:: DIRECTIONS FOR THIS TASK ::
Write out each entry again. Keep every word exactly as it is.

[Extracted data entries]
<<<<

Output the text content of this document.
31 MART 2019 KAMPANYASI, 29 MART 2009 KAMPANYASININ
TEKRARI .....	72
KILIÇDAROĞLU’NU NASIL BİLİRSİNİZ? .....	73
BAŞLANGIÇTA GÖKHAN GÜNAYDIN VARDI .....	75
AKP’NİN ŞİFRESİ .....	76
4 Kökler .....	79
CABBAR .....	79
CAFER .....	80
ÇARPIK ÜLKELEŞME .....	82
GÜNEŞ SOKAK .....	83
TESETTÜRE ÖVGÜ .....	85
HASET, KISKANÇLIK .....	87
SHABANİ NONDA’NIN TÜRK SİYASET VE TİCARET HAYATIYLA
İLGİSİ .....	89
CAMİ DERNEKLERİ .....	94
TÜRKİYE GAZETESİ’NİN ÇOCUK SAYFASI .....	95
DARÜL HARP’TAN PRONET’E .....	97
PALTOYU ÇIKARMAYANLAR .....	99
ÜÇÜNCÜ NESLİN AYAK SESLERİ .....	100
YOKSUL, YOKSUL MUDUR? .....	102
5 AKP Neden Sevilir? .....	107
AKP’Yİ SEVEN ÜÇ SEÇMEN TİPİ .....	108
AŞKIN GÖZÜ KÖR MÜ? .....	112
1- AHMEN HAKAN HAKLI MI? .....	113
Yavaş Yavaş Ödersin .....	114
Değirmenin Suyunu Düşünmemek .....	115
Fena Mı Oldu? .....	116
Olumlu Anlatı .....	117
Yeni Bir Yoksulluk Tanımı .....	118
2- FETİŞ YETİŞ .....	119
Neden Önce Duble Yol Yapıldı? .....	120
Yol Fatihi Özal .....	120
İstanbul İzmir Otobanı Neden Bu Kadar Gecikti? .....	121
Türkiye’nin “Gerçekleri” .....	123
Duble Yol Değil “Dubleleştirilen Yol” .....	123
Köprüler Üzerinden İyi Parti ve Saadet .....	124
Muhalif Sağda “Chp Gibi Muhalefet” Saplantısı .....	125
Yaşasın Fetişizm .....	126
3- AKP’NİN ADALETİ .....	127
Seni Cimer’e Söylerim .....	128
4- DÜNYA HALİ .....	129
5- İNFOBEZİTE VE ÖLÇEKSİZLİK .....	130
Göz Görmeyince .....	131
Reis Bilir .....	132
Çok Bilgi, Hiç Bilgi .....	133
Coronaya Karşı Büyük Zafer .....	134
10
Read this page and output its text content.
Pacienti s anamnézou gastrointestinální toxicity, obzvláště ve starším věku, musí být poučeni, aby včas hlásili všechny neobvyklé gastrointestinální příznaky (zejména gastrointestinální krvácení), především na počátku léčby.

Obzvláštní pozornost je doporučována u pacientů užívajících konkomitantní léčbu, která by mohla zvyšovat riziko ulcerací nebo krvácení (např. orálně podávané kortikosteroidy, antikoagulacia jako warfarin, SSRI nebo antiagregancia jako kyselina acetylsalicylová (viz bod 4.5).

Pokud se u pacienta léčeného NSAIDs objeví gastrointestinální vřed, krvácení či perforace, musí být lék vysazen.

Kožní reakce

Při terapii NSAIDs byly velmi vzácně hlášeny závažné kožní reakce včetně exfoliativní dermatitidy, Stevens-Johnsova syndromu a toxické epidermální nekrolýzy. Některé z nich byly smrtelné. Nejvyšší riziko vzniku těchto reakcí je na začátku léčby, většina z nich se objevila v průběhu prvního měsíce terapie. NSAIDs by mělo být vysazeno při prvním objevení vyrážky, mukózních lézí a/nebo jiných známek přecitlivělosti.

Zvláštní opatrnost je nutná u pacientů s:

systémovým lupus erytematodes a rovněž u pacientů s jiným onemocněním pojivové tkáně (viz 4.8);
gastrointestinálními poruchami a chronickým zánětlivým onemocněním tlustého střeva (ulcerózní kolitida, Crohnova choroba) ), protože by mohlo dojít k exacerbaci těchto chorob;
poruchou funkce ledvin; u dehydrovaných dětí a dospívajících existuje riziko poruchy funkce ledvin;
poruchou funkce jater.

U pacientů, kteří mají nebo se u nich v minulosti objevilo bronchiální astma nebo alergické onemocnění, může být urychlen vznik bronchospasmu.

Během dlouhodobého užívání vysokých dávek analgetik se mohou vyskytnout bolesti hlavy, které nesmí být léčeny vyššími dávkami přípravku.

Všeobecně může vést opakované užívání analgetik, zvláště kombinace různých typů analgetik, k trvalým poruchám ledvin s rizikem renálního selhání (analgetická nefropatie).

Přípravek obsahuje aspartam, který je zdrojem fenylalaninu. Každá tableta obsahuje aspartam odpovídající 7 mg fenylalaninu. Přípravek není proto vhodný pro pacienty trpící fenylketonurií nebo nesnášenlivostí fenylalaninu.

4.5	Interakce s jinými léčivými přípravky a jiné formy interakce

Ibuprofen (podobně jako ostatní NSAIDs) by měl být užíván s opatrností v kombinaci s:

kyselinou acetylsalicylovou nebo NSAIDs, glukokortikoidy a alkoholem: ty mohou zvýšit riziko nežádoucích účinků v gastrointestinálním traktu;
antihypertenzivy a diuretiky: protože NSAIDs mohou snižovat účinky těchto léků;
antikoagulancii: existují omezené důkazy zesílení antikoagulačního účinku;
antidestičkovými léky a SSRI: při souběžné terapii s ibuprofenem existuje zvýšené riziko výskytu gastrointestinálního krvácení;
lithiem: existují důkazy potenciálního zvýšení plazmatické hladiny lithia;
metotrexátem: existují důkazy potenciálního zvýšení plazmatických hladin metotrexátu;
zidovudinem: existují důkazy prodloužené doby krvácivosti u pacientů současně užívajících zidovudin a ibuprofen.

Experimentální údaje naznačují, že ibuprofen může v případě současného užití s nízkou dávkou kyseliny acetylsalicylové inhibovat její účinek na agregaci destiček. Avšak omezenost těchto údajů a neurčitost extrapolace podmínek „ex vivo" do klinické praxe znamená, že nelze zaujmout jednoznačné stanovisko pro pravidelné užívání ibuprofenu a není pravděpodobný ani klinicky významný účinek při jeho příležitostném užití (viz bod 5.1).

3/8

>>>>

:: SOLUTION BELOW ::
Output the text content of this document.
31 MART 2019 KAMPANYASI, 29 MART 2009 KAMPANYASININ
TEKRARI .....	72
KILIÇDAROĞLU’NU NASIL BİLİRSİNİZ? .....	73
BAŞLANGIÇTA GÖKHAN GÜNAYDIN VARDI .....	75
AKP’NİN ŞİFRESİ .....	76
4 Kökler .....	79
CABBAR .....	79
CAFER .....	80
ÇARPIK ÜLKELEŞME .....	82
GÜNEŞ SOKAK .....	83
TESETTÜRE ÖVGÜ .....	85
HASET, KISKANÇLIK .....	87
SHABANİ NONDA’NIN TÜRK SİYASET VE TİCARET HAYATIYLA
İLGİSİ .....	89
CAMİ DERNEKLERİ .....	94
TÜRKİYE GAZETESİ’NİN ÇOCUK SAYFASI .....	95
DARÜL HARP’TAN PRONET’E .....	97
PALTOYU ÇIKARMAYANLAR .....	99
ÜÇÜNCÜ NESLİN AYAK SESLERİ .....	100
YOKSUL, YOKSUL MUDUR? .....	102
5 AKP Neden Sevilir? .....	107
AKP’Yİ SEVEN ÜÇ SEÇMEN TİPİ .....	108
AŞKIN GÖZÜ KÖR MÜ? .....	112
1- AHMEN HAKAN HAKLI MI? .....	113
Yavaş Yavaş Ödersin .....	114
Değirmenin Suyunu Düşünmemek .....	115
Fena Mı Oldu? .....	116
Olumlu Anlatı .....	117
Yeni Bir Yoksulluk Tanımı .....	118
2- FETİŞ YETİŞ .....	119
Neden Önce Duble Yol Yapıldı? .....	120
Yol Fatihi Özal .....	120
İstanbul İzmir Otobanı Neden Bu Kadar Gecikti? .....	121
Türkiye’nin “Gerçekleri” .....	123
Duble Yol Değil “Dubleleştirilen Yol” .....	123
Köprüler Üzerinden İyi Parti ve Saadet .....	124
Muhalif Sağda “Chp Gibi Muhalefet” Saplantısı .....	125
Yaşasın Fetişizm .....	126
3- AKP’NİN ADALETİ .....	127
Seni Cimer’e Söylerim .....	128
4- DÜNYA HALİ .....	129
5- İNFOBEZİTE VE ÖLÇEKSİZLİK .....	130
Göz Görmeyince .....	131
Reis Bilir .....	132
Çok Bilgi, Hiç Bilgi .....	133
Coronaya Karşı Büyük Zafer .....	134
10
Read this page and output its text content.
Pacienti s anamnézou gastrointestinální toxicity, obzvláště ve starším věku, musí být poučeni, aby včas hlásili všechny neobvyklé gastrointestinální příznaky (zejména gastrointestinální krvácení), především na počátku léčby.

Obzvláštní pozornost je doporučována u pacientů užívajících konkomitantní léčbu, která by mohla zvyšovat riziko ulcerací nebo krvácení (např. orálně podávané kortikosteroidy, antikoagulacia jako warfarin, SSRI nebo antiagregancia jako kyselina acetylsalicylová (viz bod 4.5).

Pokud se u pacienta léčeného NSAIDs objeví gastrointestinální vřed, krvácení či perforace, musí být lék vysazen.

Kožní reakce

Při terapii NSAIDs byly velmi vzácně hlášeny závažné kožní reakce včetně exfoliativní dermatitidy, Stevens-Johnsova syndromu a toxické epidermální nekrolýzy. Některé z nich byly smrtelné. Nejvyšší riziko vzniku těchto reakcí je na začátku léčby, většina z nich se objevila v průběhu prvního měsíce terapie. NSAIDs by mělo být vysazeno při prvním objevení vyrážky, mukózních lézí a/nebo jiných známek přecitlivělosti.

Zvláštní opatrnost je nutná u pacientů s:

systémovým lupus erytematodes a rovněž u pacientů s jiným onemocněním pojivové tkáně (viz 4.8);
gastrointestinálními poruchami a chronickým zánětlivým onemocněním tlustého střeva (ulcerózní kolitida, Crohnova choroba) ), protože by mohlo dojít k exacerbaci těchto chorob;
poruchou funkce ledvin; u dehydrovaných dětí a dospívajících existuje riziko poruchy funkce ledvin;
poruchou funkce jater.

U pacientů, kteří mají nebo se u nich v minulosti objevilo bronchiální astma nebo alergické onemocnění, může být urychlen vznik bronchospasmu.

Během dlouhodobého užívání vysokých dávek analgetik se mohou vyskytnout bolesti hlavy, které nesmí být léčeny vyššími dávkami přípravku.

Všeobecně může vést opakované užívání analgetik, zvláště kombinace různých typů analgetik, k trvalým poruchám ledvin s rizikem renálního selhání (analgetická nefropatie).

Přípravek obsahuje aspartam, který je zdrojem fenylalaninu. Každá tableta obsahuje aspartam odpovídající 7 mg fenylalaninu. Přípravek není proto vhodný pro pacienty trpící fenylketonurií nebo nesnášenlivostí fenylalaninu.

4.5	Interakce s jinými léčivými přípravky a jiné formy interakce

Ibuprofen (podobně jako ostatní NSAIDs) by měl být užíván s opatrností v kombinaci s:

kyselinou acetylsalicylovou nebo NSAIDs, glukokortikoidy a alkoholem: ty mohou zvýšit riziko nežádoucích účinků v gastrointestinálním traktu;
antihypertenzivy a diuretiky: protože NSAIDs mohou snižovat účinky těchto léků;
antikoagulancii: existují omezené důkazy zesílení antikoagulačního účinku;
antidestičkovými léky a SSRI: při souběžné terapii s ibuprofenem existuje zvýšené riziko výskytu gastrointestinálního krvácení;
lithiem: existují důkazy potenciálního zvýšení plazmatické hladiny lithia;
metotrexátem: existují důkazy potenciálního zvýšení plazmatických hladin metotrexátu;
zidovudinem: existují důkazy prodloužené doby krvácivosti u pacientů současně užívajících zidovudin a ibuprofen.

Experimentální údaje naznačují, že ibuprofen může v případě současného užití s nízkou dávkou kyseliny acetylsalicylové inhibovat její účinek na agregaci destiček. Avšak omezenost těchto údajů a neurčitost extrapolace podmínek „ex vivo" do klinické praxe znamená, že nelze zaujmout jednoznačné stanovisko pro pravidelné užívání ibuprofenu a není pravděpodobný ani klinicky významný účinek při jeho příležitostném užití (viz bod 5.1).

3/8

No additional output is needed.